## Information given
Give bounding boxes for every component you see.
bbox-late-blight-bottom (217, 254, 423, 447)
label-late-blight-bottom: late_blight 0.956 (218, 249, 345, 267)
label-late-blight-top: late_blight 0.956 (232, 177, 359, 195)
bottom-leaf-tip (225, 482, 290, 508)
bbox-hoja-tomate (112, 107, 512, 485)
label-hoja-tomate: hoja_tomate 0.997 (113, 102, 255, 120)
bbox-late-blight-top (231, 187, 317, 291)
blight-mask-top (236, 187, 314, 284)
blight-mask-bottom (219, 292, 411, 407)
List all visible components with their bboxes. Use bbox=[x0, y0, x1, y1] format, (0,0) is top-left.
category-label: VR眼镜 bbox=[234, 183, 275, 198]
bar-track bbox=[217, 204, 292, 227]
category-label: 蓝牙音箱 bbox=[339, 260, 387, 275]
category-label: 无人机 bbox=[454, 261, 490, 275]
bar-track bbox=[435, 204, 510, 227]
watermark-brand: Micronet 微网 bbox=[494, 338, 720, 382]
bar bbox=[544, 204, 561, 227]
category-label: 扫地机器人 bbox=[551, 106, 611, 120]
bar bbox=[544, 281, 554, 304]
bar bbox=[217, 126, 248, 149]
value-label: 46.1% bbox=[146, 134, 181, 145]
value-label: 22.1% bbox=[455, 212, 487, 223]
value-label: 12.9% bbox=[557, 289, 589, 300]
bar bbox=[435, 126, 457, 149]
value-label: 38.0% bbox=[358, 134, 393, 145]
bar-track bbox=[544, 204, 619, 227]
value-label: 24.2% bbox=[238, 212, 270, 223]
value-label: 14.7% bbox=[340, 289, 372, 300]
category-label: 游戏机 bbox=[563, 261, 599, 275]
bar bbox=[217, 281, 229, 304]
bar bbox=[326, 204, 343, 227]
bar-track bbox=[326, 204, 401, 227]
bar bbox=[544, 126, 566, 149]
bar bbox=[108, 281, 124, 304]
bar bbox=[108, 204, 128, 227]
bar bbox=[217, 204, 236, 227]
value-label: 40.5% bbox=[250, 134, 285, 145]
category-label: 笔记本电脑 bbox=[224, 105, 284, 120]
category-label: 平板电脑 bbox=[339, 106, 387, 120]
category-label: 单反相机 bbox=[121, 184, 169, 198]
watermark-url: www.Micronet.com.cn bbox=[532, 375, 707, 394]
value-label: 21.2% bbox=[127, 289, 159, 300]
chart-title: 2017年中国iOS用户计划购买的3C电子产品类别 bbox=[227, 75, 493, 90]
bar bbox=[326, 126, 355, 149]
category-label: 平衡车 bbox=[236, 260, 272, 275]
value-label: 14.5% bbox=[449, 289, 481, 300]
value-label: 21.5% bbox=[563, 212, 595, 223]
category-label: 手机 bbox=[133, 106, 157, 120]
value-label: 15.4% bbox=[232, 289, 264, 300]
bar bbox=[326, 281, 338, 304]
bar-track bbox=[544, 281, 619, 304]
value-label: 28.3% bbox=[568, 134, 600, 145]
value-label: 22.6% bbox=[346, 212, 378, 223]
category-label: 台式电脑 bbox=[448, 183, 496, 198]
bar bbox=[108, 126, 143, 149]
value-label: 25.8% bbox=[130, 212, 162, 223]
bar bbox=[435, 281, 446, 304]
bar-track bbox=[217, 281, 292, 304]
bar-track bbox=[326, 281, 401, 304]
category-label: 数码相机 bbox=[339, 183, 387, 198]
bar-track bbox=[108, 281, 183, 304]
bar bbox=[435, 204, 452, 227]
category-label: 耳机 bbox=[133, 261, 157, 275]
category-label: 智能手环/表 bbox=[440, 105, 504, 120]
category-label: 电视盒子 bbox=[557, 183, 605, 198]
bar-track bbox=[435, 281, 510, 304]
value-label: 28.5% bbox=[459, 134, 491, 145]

## Stated exercise
Render every line of the data above as a Markdown table with the columns No. and Line, numbering each row and omitting blank lines.

## Answer to this exercise
| No. | Line |
|---|---|
| 1 | Give bounding boxes for every component you see. |
| 2 | bbox-late-blight-bottom (217, 254, 423, 447) |
| 3 | label-late-blight-bottom: late_blight 0.956 (218, 249, 345, 267) |
| 4 | label-late-blight-top: late_blight 0.956 (232, 177, 359, 195) |
| 5 | bottom-leaf-tip (225, 482, 290, 508) |
| 6 | bbox-hoja-tomate (112, 107, 512, 485) |
| 7 | label-hoja-tomate: hoja_tomate 0.997 (113, 102, 255, 120) |
| 8 | bbox-late-blight-top (231, 187, 317, 291) |
| 9 | blight-mask-top (236, 187, 314, 284) |
| 10 | blight-mask-bottom (219, 292, 411, 407) |
| 11 | List all visible components with their bboxes. Use bbox=[x0, y0, x1, y1] format, (0,0) is top-left. |
| 12 | category-label: VR眼镜 bbox=[234, 183, 275, 198] |
| 13 | bar-track bbox=[217, 204, 292, 227] |
| 14 | category-label: 蓝牙音箱 bbox=[339, 260, 387, 275] |
| 15 | category-label: 无人机 bbox=[454, 261, 490, 275] |
| 16 | bar-track bbox=[435, 204, 510, 227] |
| 17 | watermark-brand: Micronet 微网 bbox=[494, 338, 720, 382] |
| 18 | bar bbox=[544, 204, 561, 227] |
| 19 | category-label: 扫地机器人 bbox=[551, 106, 611, 120] |
| 20 | bar bbox=[544, 281, 554, 304] |
| 21 | bar bbox=[217, 126, 248, 149] |
| 22 | value-label: 46.1% bbox=[146, 134, 181, 145] |
| 23 | value-label: 22.1% bbox=[455, 212, 487, 223] |
| 24 | value-label: 12.9% bbox=[557, 289, 589, 300] |
| 25 | bar bbox=[435, 126, 457, 149] |
| 26 | value-label: 38.0% bbox=[358, 134, 393, 145] |
| 27 | bar-track bbox=[544, 204, 619, 227] |
| 28 | value-label: 24.2% bbox=[238, 212, 270, 223] |
| 29 | value-label: 14.7% bbox=[340, 289, 372, 300] |
| 30 | category-label: 游戏机 bbox=[563, 261, 599, 275] |
| 31 | bar bbox=[217, 281, 229, 304] |
| 32 | bar bbox=[326, 204, 343, 227] |
| 33 | bar-track bbox=[326, 204, 401, 227] |
| 34 | bar bbox=[544, 126, 566, 149] |
| 35 | bar bbox=[108, 281, 124, 304] |
| 36 | bar bbox=[108, 204, 128, 227] |
| 37 | bar bbox=[217, 204, 236, 227] |
| 38 | value-label: 40.5% bbox=[250, 134, 285, 145] |
| 39 | category-label: 笔记本电脑 bbox=[224, 105, 284, 120] |
| 40 | category-label: 平板电脑 bbox=[339, 106, 387, 120] |
| 41 | category-label: 单反相机 bbox=[121, 184, 169, 198] |
| 42 | watermark-url: www.Micronet.com.cn bbox=[532, 375, 707, 394] |
| 43 | value-label: 21.2% bbox=[127, 289, 159, 300] |
| 44 | chart-title: 2017年中国iOS用户计划购买的3C电子产品类别 bbox=[227, 75, 493, 90] |
| 45 | bar bbox=[326, 126, 355, 149] |
| 46 | category-label: 平衡车 bbox=[236, 260, 272, 275] |
| 47 | value-label: 14.5% bbox=[449, 289, 481, 300] |
| 48 | value-label: 21.5% bbox=[563, 212, 595, 223] |
| 49 | category-label: 手机 bbox=[133, 106, 157, 120] |
| 50 | value-label: 15.4% bbox=[232, 289, 264, 300] |
| 51 | bar bbox=[326, 281, 338, 304] |
| 52 | bar-track bbox=[544, 281, 619, 304] |
| 53 | value-label: 28.3% bbox=[568, 134, 600, 145] |
| 54 | value-label: 22.6% bbox=[346, 212, 378, 223] |
| 55 | category-label: 台式电脑 bbox=[448, 183, 496, 198] |
| 56 | bar bbox=[108, 126, 143, 149] |
| 57 | value-label: 25.8% bbox=[130, 212, 162, 223] |
| 58 | bar bbox=[435, 281, 446, 304] |
| 59 | bar-track bbox=[217, 281, 292, 304] |
| 60 | bar-track bbox=[326, 281, 401, 304] |
| 61 | category-label: 数码相机 bbox=[339, 183, 387, 198] |
| 62 | bar-track bbox=[108, 281, 183, 304] |
| 63 | bar bbox=[435, 204, 452, 227] |
| 64 | category-label: 耳机 bbox=[133, 261, 157, 275] |
| 65 | category-label: 智能手环/表 bbox=[440, 105, 504, 120] |
| 66 | category-label: 电视盒子 bbox=[557, 183, 605, 198] |
| 67 | bar-track bbox=[435, 281, 510, 304] |
| 68 | value-label: 28.5% bbox=[459, 134, 491, 145] |